§ **Exercise**: Review the material and extract every line in which the word "видеоняни" occurs.

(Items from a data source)
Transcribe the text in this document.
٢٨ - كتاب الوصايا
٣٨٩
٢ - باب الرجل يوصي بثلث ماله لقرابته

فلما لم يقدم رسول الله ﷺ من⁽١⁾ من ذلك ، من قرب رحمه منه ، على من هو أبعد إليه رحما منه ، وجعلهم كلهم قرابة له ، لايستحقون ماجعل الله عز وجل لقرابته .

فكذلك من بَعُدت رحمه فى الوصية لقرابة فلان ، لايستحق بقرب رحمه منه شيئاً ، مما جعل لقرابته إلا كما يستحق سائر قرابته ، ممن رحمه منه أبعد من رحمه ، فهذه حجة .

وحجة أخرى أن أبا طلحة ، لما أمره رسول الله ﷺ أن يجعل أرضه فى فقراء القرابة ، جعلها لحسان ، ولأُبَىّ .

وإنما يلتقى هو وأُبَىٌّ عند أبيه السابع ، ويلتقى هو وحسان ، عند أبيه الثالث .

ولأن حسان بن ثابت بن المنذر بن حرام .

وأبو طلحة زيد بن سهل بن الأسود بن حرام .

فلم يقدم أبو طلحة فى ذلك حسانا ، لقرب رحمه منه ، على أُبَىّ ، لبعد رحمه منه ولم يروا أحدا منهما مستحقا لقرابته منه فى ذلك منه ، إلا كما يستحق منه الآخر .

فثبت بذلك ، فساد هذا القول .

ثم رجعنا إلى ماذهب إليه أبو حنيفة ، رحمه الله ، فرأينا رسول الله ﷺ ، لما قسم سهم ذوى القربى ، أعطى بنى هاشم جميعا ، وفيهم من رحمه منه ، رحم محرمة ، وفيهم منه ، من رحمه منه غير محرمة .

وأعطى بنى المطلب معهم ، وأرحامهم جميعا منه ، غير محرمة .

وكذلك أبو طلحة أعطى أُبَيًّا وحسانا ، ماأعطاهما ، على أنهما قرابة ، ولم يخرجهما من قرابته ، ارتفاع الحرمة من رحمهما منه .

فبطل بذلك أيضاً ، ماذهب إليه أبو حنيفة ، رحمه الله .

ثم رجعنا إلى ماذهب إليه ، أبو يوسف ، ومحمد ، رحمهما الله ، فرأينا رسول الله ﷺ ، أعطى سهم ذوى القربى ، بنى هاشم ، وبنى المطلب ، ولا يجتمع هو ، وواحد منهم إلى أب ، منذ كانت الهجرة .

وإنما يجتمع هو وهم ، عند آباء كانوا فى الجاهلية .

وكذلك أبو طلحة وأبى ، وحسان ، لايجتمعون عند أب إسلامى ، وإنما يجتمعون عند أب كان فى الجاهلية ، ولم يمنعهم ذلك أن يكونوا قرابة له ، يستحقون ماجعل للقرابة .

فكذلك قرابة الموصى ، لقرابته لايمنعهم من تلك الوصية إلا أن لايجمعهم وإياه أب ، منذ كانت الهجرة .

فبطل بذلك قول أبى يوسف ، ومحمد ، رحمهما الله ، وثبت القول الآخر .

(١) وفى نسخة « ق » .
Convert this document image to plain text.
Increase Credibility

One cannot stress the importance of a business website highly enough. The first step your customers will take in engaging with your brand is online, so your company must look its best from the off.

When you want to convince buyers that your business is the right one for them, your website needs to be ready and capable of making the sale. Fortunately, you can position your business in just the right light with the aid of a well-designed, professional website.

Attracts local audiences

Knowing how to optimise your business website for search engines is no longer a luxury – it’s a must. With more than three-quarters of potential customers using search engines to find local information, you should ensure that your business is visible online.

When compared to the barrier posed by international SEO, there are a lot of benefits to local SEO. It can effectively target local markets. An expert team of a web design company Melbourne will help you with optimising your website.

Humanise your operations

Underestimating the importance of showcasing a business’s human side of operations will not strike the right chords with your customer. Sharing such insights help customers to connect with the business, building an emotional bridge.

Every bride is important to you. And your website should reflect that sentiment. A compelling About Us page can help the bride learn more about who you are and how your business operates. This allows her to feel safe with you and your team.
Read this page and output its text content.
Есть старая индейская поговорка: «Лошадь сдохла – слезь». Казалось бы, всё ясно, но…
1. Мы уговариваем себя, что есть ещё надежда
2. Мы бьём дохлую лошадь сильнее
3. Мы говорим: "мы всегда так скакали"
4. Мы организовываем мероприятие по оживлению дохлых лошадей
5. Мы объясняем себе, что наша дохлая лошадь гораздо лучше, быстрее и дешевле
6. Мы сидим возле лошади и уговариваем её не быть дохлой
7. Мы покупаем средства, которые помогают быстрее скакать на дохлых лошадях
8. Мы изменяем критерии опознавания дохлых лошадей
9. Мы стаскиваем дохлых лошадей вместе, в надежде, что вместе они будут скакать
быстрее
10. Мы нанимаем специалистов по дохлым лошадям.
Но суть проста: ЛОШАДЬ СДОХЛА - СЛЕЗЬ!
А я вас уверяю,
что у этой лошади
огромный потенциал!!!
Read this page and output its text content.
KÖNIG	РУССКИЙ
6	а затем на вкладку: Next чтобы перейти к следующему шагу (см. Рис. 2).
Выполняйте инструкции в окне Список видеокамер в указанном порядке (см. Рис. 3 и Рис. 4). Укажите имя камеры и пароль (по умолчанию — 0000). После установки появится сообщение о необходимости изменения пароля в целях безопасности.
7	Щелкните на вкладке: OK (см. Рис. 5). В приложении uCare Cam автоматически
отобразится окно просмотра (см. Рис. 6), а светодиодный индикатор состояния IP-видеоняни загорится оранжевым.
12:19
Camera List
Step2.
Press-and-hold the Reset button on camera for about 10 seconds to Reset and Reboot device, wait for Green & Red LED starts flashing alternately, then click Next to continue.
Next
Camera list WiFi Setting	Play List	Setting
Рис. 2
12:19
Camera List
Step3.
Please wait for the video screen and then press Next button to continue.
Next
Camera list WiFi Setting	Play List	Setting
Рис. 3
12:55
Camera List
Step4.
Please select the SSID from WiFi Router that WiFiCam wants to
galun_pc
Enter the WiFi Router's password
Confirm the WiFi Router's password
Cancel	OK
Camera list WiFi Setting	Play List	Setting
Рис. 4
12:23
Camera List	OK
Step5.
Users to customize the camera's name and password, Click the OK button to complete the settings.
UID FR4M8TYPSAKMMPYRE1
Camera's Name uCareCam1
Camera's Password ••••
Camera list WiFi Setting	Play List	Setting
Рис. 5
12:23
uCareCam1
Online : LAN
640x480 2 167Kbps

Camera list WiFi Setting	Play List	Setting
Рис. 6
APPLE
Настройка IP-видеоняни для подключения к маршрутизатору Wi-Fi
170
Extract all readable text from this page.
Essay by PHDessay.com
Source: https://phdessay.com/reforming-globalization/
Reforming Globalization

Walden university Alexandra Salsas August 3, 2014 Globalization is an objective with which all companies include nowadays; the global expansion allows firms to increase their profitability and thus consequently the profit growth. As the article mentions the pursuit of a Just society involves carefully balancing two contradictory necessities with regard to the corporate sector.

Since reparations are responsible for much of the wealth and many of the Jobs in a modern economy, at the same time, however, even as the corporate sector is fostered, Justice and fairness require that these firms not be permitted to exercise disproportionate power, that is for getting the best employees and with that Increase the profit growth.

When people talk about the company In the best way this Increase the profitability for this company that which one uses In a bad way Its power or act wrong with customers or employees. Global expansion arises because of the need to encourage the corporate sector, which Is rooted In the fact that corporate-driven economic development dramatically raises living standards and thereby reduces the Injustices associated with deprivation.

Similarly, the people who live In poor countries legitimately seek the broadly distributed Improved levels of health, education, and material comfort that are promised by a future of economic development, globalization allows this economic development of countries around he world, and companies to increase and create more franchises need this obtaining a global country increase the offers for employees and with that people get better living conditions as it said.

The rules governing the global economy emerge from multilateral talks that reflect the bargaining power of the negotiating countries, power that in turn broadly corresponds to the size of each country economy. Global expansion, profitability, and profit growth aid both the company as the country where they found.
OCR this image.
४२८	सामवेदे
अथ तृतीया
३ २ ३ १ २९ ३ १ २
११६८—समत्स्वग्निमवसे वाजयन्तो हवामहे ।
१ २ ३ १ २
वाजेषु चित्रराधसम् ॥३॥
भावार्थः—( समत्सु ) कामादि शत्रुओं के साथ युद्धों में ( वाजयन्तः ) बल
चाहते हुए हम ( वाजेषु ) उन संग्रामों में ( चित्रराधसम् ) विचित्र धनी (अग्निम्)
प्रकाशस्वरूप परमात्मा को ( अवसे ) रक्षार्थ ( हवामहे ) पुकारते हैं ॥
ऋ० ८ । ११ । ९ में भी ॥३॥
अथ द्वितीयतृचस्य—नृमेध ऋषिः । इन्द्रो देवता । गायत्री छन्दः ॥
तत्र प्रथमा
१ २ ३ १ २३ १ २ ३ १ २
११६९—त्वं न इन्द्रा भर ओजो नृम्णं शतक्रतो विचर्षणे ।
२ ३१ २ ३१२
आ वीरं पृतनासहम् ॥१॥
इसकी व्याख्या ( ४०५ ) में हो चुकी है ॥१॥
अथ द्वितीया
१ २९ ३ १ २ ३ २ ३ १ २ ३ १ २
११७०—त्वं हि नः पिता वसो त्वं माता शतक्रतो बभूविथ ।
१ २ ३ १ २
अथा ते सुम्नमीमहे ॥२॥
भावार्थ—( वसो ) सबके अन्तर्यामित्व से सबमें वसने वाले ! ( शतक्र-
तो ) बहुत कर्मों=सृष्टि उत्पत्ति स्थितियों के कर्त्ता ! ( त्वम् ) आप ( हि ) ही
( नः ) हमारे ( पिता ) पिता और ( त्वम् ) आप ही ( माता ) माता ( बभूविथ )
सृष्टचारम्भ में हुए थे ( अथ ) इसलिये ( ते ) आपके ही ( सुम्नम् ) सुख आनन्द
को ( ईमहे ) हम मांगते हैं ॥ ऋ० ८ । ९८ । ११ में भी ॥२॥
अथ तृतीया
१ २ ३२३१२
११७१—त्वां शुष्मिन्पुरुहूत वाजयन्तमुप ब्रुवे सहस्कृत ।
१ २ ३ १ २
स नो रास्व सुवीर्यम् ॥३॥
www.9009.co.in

§ **Reply**:
отобразится окно просмотра (см. Рис. 6), а светодиодный индикатор состояния IP-видеоняни загорится оранжевым.
Настройка IP-видеоняни для подключения к маршрутизатору Wi-Fi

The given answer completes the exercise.